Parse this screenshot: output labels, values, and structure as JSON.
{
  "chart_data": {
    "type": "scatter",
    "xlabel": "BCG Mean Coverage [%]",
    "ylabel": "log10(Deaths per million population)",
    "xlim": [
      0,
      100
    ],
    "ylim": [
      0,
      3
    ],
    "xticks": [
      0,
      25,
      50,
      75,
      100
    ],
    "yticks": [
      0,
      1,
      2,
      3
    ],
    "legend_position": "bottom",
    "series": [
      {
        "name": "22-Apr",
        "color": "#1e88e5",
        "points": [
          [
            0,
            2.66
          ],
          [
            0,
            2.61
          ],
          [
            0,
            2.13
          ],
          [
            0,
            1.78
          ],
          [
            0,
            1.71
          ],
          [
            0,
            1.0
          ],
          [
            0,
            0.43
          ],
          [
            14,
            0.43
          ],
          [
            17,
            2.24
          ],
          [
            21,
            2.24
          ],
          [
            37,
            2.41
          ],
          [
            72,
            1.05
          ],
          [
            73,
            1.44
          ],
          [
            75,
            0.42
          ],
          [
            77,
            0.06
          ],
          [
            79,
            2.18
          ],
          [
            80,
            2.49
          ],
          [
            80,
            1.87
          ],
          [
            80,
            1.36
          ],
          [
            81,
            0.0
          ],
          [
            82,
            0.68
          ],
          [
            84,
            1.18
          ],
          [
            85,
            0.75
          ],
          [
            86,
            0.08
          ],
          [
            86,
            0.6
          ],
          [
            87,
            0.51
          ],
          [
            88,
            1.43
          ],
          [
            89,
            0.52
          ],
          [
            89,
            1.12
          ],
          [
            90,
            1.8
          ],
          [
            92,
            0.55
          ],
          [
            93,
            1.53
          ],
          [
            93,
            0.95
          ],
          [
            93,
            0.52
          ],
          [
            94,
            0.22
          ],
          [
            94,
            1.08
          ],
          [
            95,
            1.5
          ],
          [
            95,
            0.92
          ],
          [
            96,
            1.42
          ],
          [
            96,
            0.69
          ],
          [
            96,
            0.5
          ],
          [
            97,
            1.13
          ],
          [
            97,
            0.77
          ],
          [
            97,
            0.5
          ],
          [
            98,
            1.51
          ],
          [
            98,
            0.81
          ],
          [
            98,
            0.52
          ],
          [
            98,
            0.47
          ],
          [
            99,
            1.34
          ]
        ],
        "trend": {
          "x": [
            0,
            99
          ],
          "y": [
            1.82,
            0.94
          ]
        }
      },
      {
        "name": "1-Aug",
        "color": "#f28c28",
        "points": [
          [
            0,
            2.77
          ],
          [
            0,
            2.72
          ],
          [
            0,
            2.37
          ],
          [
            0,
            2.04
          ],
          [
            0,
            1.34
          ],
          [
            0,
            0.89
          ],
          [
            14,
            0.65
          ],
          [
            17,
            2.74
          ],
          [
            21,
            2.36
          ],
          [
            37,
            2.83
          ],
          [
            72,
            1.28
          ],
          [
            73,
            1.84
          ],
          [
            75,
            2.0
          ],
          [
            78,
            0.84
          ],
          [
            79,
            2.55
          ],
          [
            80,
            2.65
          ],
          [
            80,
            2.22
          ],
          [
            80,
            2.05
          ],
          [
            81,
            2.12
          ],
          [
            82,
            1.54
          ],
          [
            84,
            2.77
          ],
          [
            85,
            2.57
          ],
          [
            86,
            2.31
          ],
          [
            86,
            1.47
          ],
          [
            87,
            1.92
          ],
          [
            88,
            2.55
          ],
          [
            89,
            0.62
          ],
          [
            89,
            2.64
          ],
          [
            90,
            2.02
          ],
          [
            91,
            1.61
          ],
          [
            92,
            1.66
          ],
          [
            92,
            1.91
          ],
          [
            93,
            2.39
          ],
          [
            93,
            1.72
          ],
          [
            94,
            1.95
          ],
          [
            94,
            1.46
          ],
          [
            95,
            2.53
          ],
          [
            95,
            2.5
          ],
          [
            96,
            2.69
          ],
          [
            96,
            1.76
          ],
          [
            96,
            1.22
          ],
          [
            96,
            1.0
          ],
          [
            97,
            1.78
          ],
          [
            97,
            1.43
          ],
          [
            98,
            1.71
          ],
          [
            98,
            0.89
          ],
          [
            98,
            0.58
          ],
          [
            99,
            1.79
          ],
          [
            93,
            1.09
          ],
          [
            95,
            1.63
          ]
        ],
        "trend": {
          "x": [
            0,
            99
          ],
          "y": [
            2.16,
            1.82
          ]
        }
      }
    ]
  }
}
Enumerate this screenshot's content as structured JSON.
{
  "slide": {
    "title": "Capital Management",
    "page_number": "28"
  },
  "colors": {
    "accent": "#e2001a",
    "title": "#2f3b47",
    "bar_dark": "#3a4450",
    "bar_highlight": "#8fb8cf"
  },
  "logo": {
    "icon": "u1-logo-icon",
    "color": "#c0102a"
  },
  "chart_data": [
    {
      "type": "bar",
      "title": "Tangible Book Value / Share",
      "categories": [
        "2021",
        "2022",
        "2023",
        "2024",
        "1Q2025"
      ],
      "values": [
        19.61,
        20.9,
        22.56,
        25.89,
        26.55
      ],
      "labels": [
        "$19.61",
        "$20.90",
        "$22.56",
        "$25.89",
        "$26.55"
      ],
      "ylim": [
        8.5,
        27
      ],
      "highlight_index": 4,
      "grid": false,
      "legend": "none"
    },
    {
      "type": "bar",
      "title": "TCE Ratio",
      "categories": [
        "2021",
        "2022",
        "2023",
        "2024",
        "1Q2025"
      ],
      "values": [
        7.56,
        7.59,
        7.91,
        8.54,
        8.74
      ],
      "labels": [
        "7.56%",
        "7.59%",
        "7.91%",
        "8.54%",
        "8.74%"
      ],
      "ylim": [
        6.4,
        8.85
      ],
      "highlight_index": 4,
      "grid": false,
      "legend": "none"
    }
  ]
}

....

Your task: Quote the listing in full, please, keeping every line exact.

Final result:
Parse this screenshot: output labels, values, and structure as JSON.
{
  "chart_data": {
    "type": "scatter",
    "xlabel": "BCG Mean Coverage [%]",
    "ylabel": "log10(Deaths per million population)",
    "xlim": [
      0,
      100
    ],
    "ylim": [
      0,
      3
    ],
    "xticks": [
      0,
      25,
      50,
      75,
      100
    ],
    "yticks": [
      0,
      1,
      2,
      3
    ],
    "legend_position": "bottom",
    "series": [
      {
        "name": "22-Apr",
        "color": "#1e88e5",
        "points": [
          [
            0,
            2.66
          ],
          [
            0,
            2.61
          ],
          [
            0,
            2.13
          ],
          [
            0,
            1.78
          ],
          [
            0,
            1.71
          ],
          [
            0,
            1.0
          ],
          [
            0,
            0.43
          ],
          [
            14,
            0.43
          ],
          [
            17,
            2.24
          ],
          [
            21,
            2.24
          ],
          [
            37,
            2.41
          ],
          [
            72,
            1.05
          ],
          [
            73,
            1.44
          ],
          [
            75,
            0.42
          ],
          [
            77,
            0.06
          ],
          [
            79,
            2.18
          ],
          [
            80,
            2.49
          ],
          [
            80,
            1.87
          ],
          [
            80,
            1.36
          ],
          [
            81,
            0.0
          ],
          [
            82,
            0.68
          ],
          [
            84,
            1.18
          ],
          [
            85,
            0.75
          ],
          [
            86,
            0.08
          ],
          [
            86,
            0.6
          ],
          [
            87,
            0.51
          ],
          [
            88,
            1.43
          ],
          [
            89,
            0.52
          ],
          [
            89,
            1.12
          ],
          [
            90,
            1.8
          ],
          [
            92,
            0.55
          ],
          [
            93,
            1.53
          ],
          [
            93,
            0.95
          ],
          [
            93,
            0.52
          ],
          [
            94,
            0.22
          ],
          [
            94,
            1.08
          ],
          [
            95,
            1.5
          ],
          [
            95,
            0.92
          ],
          [
            96,
            1.42
          ],
          [
            96,
            0.69
          ],
          [
            96,
            0.5
          ],
          [
            97,
            1.13
          ],
          [
            97,
            0.77
          ],
          [
            97,
            0.5
          ],
          [
            98,
            1.51
          ],
          [
            98,
            0.81
          ],
          [
            98,
            0.52
          ],
          [
            98,
            0.47
          ],
          [
            99,
            1.34
          ]
        ],
        "trend": {
          "x": [
            0,
            99
          ],
          "y": [
            1.82,
            0.94
          ]
        }
      },
      {
        "name": "1-Aug",
        "color": "#f28c28",
        "points": [
          [
            0,
            2.77
          ],
          [
            0,
            2.72
          ],
          [
            0,
            2.37
          ],
          [
            0,
            2.04
          ],
          [
            0,
            1.34
          ],
          [
            0,
            0.89
          ],
          [
            14,
            0.65
          ],
          [
            17,
            2.74
          ],
          [
            21,
            2.36
          ],
          [
            37,
            2.83
          ],
          [
            72,
            1.28
          ],
          [
            73,
            1.84
          ],
          [
            75,
            2.0
          ],
          [
            78,
            0.84
          ],
          [
            79,
            2.55
          ],
          [
            80,
            2.65
          ],
          [
            80,
            2.22
          ],
          [
            80,
            2.05
          ],
          [
            81,
            2.12
          ],
          [
            82,
            1.54
          ],
          [
            84,
            2.77
          ],
          [
            85,
            2.57
          ],
          [
            86,
            2.31
          ],
          [
            86,
            1.47
          ],
          [
            87,
            1.92
          ],
          [
            88,
            2.55
          ],
          [
            89,
            0.62
          ],
          [
            89,
            2.64
          ],
          [
            90,
            2.02
          ],
          [
            91,
            1.61
          ],
          [
            92,
            1.66
          ],
          [
            92,
            1.91
          ],
          [
            93,
            2.39
          ],
          [
            93,
            1.72
          ],
          [
            94,
            1.95
          ],
          [
            94,
            1.46
          ],
          [
            95,
            2.53
          ],
          [
            95,
            2.5
          ],
          [
            96,
            2.69
          ],
          [
            96,
            1.76
          ],
          [
            96,
            1.22
          ],
          [
            96,
            1.0
          ],
          [
            97,
            1.78
          ],
          [
            97,
            1.43
          ],
          [
            98,
            1.71
          ],
          [
            98,
            0.89
          ],
          [
            98,
            0.58
          ],
          [
            99,
            1.79
          ],
          [
            93,
            1.09
          ],
          [
            95,
            1.63
          ]
        ],
        "trend": {
          "x": [
            0,
            99
          ],
          "y": [
            2.16,
            1.82
          ]
        }
      }
    ]
  }
}
Enumerate this screenshot's content as structured JSON.
{
  "slide": {
    "title": "Capital Management",
    "page_number": "28"
  },
  "colors": {
    "accent": "#e2001a",
    "title": "#2f3b47",
    "bar_dark": "#3a4450",
    "bar_highlight": "#8fb8cf"
  },
  "logo": {
    "icon": "u1-logo-icon",
    "color": "#c0102a"
  },
  "chart_data": [
    {
      "type": "bar",
      "title": "Tangible Book Value / Share",
      "categories": [
        "2021",
        "2022",
        "2023",
        "2024",
        "1Q2025"
      ],
      "values": [
        19.61,
        20.9,
        22.56,
        25.89,
        26.55
      ],
      "labels": [
        "$19.61",
        "$20.90",
        "$22.56",
        "$25.89",
        "$26.55"
      ],
      "ylim": [
        8.5,
        27
      ],
      "highlight_index": 4,
      "grid": false,
      "legend": "none"
    },
    {
      "type": "bar",
      "title": "TCE Ratio",
      "categories": [
        "2021",
        "2022",
        "2023",
        "2024",
        "1Q2025"
      ],
      "values": [
        7.56,
        7.59,
        7.91,
        8.54,
        8.74
      ],
      "labels": [
        "7.56%",
        "7.59%",
        "7.91%",
        "8.54%",
        "8.74%"
      ],
      "ylim": [
        6.4,
        8.85
      ],
      "highlight_index": 4,
      "grid": false,
      "legend": "none"
    }
  ]
}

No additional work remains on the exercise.